**WHAT THE EXERCISE ASKS**
Keep only those lines of the records that include the string "CAPT".

**DATA SHOWN**
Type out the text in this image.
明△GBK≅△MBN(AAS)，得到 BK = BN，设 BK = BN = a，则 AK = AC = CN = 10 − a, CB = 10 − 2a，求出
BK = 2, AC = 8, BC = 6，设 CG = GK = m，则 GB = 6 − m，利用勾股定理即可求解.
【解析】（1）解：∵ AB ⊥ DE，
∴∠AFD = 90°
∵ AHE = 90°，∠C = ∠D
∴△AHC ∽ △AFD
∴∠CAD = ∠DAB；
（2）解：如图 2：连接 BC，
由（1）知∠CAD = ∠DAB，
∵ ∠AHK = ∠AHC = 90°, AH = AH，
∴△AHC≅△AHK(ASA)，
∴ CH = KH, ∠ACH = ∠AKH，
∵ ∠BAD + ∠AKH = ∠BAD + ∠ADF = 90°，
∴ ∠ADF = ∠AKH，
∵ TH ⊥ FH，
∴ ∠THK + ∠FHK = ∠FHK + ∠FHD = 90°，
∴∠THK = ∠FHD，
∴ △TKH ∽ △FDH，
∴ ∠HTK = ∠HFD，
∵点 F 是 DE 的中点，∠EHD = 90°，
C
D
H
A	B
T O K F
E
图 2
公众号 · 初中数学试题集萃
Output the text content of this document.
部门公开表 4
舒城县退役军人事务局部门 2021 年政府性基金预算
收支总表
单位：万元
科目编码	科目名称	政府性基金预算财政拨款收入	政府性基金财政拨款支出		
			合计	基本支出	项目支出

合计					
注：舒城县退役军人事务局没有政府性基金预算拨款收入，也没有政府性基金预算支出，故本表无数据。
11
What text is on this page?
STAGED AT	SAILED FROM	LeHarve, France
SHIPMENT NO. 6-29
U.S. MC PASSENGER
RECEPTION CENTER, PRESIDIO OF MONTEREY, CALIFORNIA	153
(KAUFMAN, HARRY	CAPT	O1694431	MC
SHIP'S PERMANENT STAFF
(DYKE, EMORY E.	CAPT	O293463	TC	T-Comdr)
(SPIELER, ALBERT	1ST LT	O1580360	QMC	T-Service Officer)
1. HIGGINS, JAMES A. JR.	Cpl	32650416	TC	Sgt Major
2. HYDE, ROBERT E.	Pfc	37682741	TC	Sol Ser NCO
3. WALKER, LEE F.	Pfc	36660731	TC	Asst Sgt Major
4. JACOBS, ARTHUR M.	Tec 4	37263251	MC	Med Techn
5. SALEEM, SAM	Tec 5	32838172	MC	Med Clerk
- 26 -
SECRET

**RESPONSE FOR THIS EXERCISE**
(KAUFMAN, HARRY	CAPT	O1694431	MC
(DYKE, EMORY E.	CAPT	O293463	TC	T-Comdr)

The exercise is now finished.